The request:
Keep the wording of each record exactly the same when you repeat it, and leave out pictures.
---------- Records provided
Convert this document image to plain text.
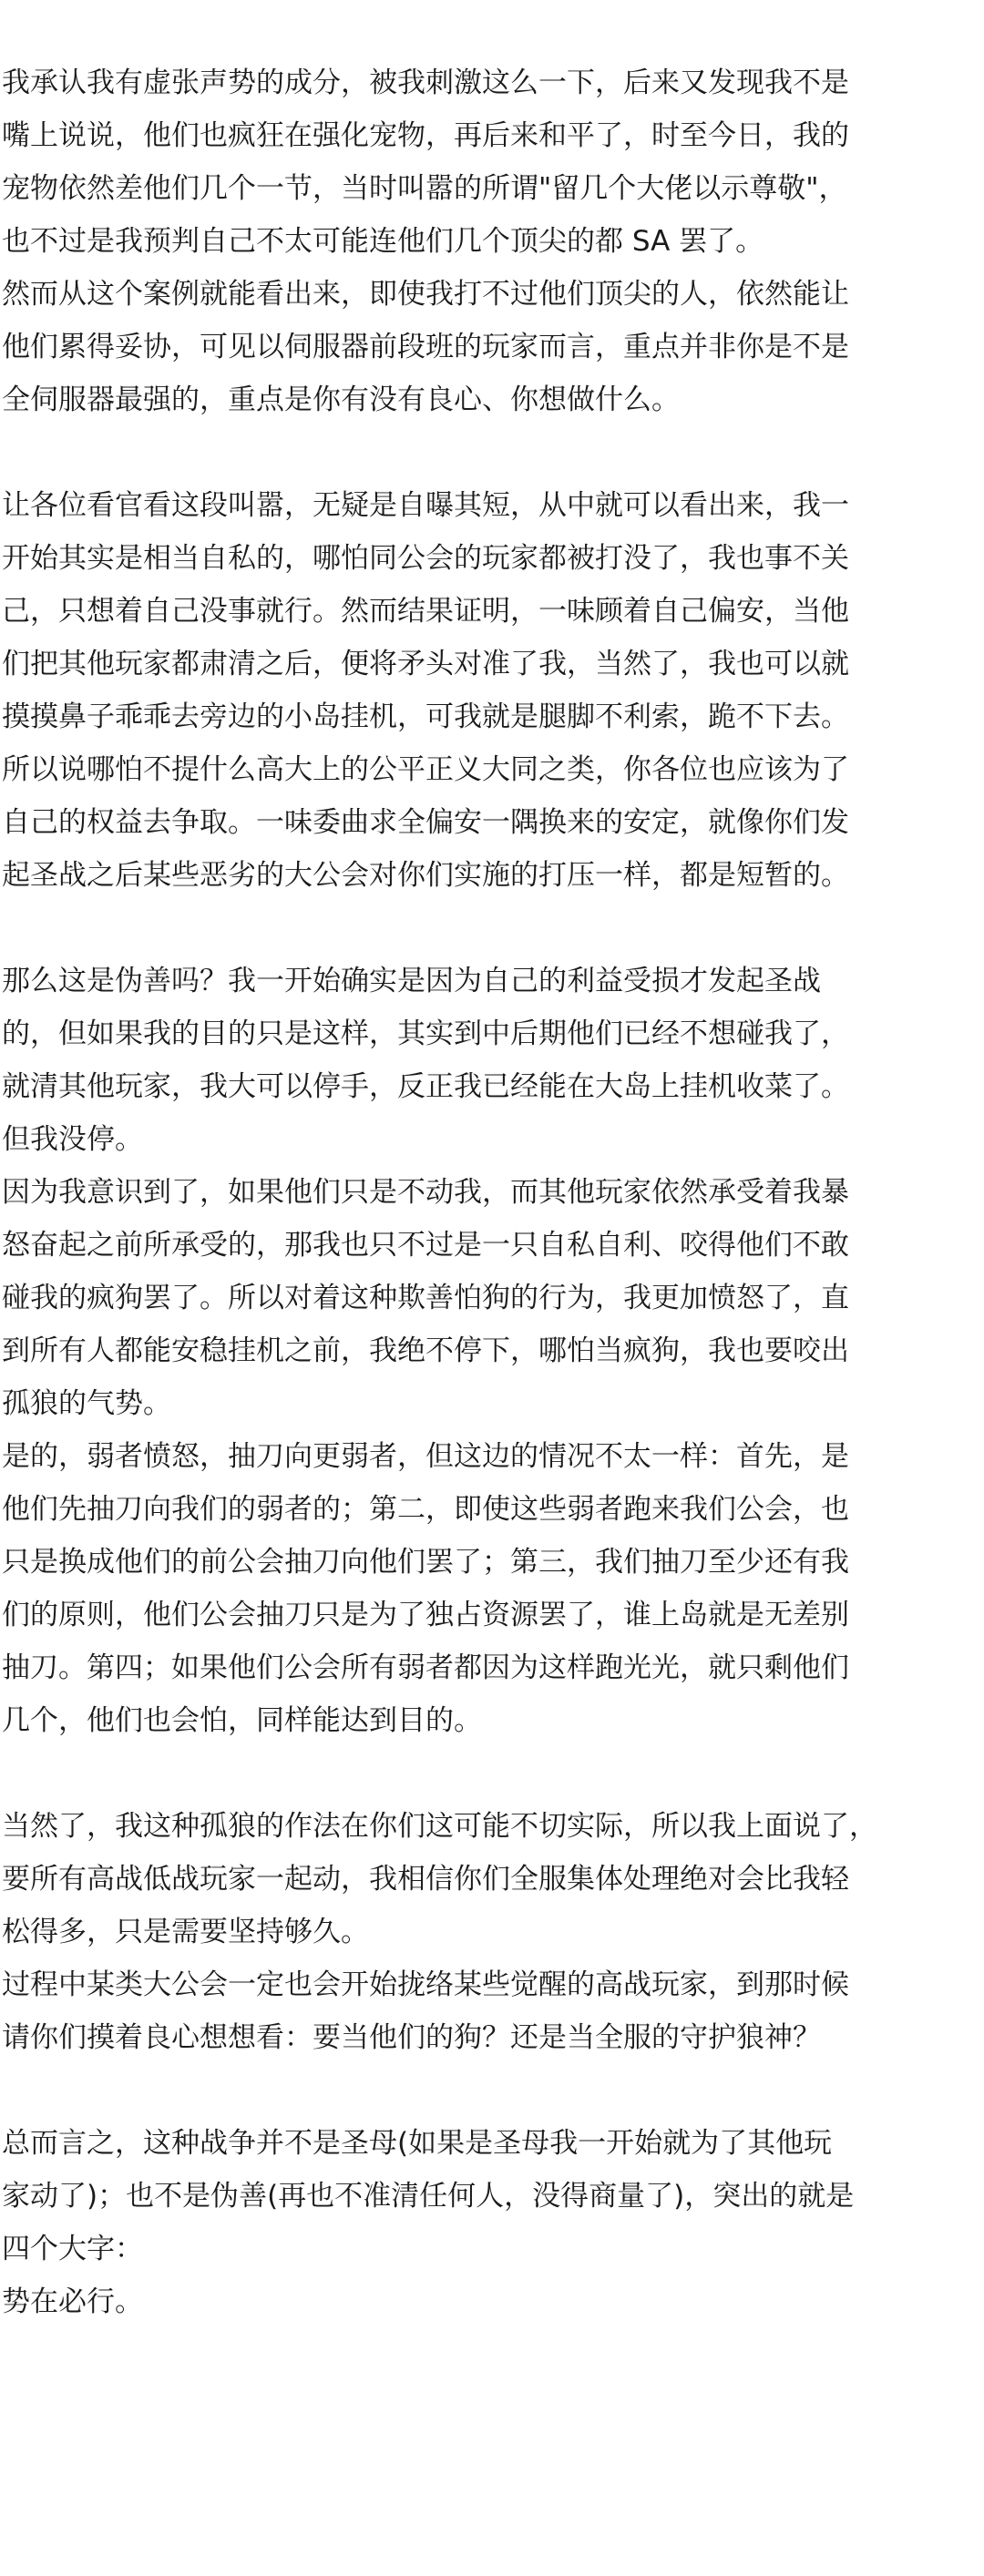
我承认我有虚张声势的成分，被我刺激这么一下，后来又发现我不是
嘴上说说，他们也疯狂在强化宠物，再后来和平了，时至今日，我的
宠物依然差他们几个一节，当时叫嚣的所谓"留几个大佬以示尊敬"，
也不过是我预判自己不太可能连他们几个顶尖的都 SA 罢了。
然而从这个案例就能看出来，即使我打不过他们顶尖的人，依然能让
他们累得妥协，可见以伺服器前段班的玩家而言，重点并非你是不是
全伺服器最强的，重点是你有没有良心、你想做什么。
让各位看官看这段叫嚣，无疑是自曝其短，从中就可以看出来，我一
开始其实是相当自私的，哪怕同公会的玩家都被打没了，我也事不关
己，只想着自己没事就行。然而结果证明，一味顾着自己偏安，当他
们把其他玩家都肃清之后，便将矛头对准了我，当然了，我也可以就
摸摸鼻子乖乖去旁边的小岛挂机，可我就是腿脚不利索，跪不下去。
所以说哪怕不提什么高大上的公平正义大同之类，你各位也应该为了
自己的权益去争取。一味委曲求全偏安一隅换来的安定，就像你们发
起圣战之后某些恶劣的大公会对你们实施的打压一样，都是短暂的。
那么这是伪善吗？我一开始确实是因为自己的利益受损才发起圣战
的，但如果我的目的只是这样，其实到中后期他们已经不想碰我了，
就清其他玩家，我大可以停手，反正我已经能在大岛上挂机收菜了。
但我没停。
因为我意识到了，如果他们只是不动我，而其他玩家依然承受着我暴
怒奋起之前所承受的，那我也只不过是一只自私自利、咬得他们不敢
碰我的疯狗罢了。所以对着这种欺善怕狗的行为，我更加愤怒了，直
到所有人都能安稳挂机之前，我绝不停下，哪怕当疯狗，我也要咬出
孤狼的气势。
是的，弱者愤怒，抽刀向更弱者，但这边的情况不太一样：首先，是
他们先抽刀向我们的弱者的；第二，即使这些弱者跑来我们公会，也
只是换成他们的前公会抽刀向他们罢了；第三，我们抽刀至少还有我
们的原则，他们公会抽刀只是为了独占资源罢了，谁上岛就是无差别
抽刀。第四；如果他们公会所有弱者都因为这样跑光光，就只剩他们
几个，他们也会怕，同样能达到目的。
当然了，我这种孤狼的作法在你们这可能不切实际，所以我上面说了，
要所有高战低战玩家一起动，我相信你们全服集体处理绝对会比我轻
松得多，只是需要坚持够久。
过程中某类大公会一定也会开始拢络某些觉醒的高战玩家，到那时候
请你们摸着良心想想看：要当他们的狗？还是当全服的守护狼神？
总而言之，这种战争并不是圣母(如果是圣母我一开始就为了其他玩
家动了)；也不是伪善(再也不准清任何人，没得商量了)，突出的就是
四个大字：
势在必行。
--------------------
Response to this task:
Convert this document image to plain text.
我承认我有虚张声势的成分，被我刺激这么一下，后来又发现我不是
嘴上说说，他们也疯狂在强化宠物，再后来和平了，时至今日，我的
宠物依然差他们几个一节，当时叫嚣的所谓"留几个大佬以示尊敬"，
也不过是我预判自己不太可能连他们几个顶尖的都 SA 罢了。
然而从这个案例就能看出来，即使我打不过他们顶尖的人，依然能让
他们累得妥协，可见以伺服器前段班的玩家而言，重点并非你是不是
全伺服器最强的，重点是你有没有良心、你想做什么。
让各位看官看这段叫嚣，无疑是自曝其短，从中就可以看出来，我一
开始其实是相当自私的，哪怕同公会的玩家都被打没了，我也事不关
己，只想着自己没事就行。然而结果证明，一味顾着自己偏安，当他
们把其他玩家都肃清之后，便将矛头对准了我，当然了，我也可以就
摸摸鼻子乖乖去旁边的小岛挂机，可我就是腿脚不利索，跪不下去。
所以说哪怕不提什么高大上的公平正义大同之类，你各位也应该为了
自己的权益去争取。一味委曲求全偏安一隅换来的安定，就像你们发
起圣战之后某些恶劣的大公会对你们实施的打压一样，都是短暂的。
那么这是伪善吗？我一开始确实是因为自己的利益受损才发起圣战
的，但如果我的目的只是这样，其实到中后期他们已经不想碰我了，
就清其他玩家，我大可以停手，反正我已经能在大岛上挂机收菜了。
但我没停。
因为我意识到了，如果他们只是不动我，而其他玩家依然承受着我暴
怒奋起之前所承受的，那我也只不过是一只自私自利、咬得他们不敢
碰我的疯狗罢了。所以对着这种欺善怕狗的行为，我更加愤怒了，直
到所有人都能安稳挂机之前，我绝不停下，哪怕当疯狗，我也要咬出
孤狼的气势。
是的，弱者愤怒，抽刀向更弱者，但这边的情况不太一样：首先，是
他们先抽刀向我们的弱者的；第二，即使这些弱者跑来我们公会，也
只是换成他们的前公会抽刀向他们罢了；第三，我们抽刀至少还有我
们的原则，他们公会抽刀只是为了独占资源罢了，谁上岛就是无差别
抽刀。第四；如果他们公会所有弱者都因为这样跑光光，就只剩他们
几个，他们也会怕，同样能达到目的。
当然了，我这种孤狼的作法在你们这可能不切实际，所以我上面说了，
要所有高战低战玩家一起动，我相信你们全服集体处理绝对会比我轻
松得多，只是需要坚持够久。
过程中某类大公会一定也会开始拢络某些觉醒的高战玩家，到那时候
请你们摸着良心想想看：要当他们的狗？还是当全服的守护狼神？
总而言之，这种战争并不是圣母(如果是圣母我一开始就为了其他玩
家动了)；也不是伪善(再也不准清任何人，没得商量了)，突出的就是
四个大字：
势在必行。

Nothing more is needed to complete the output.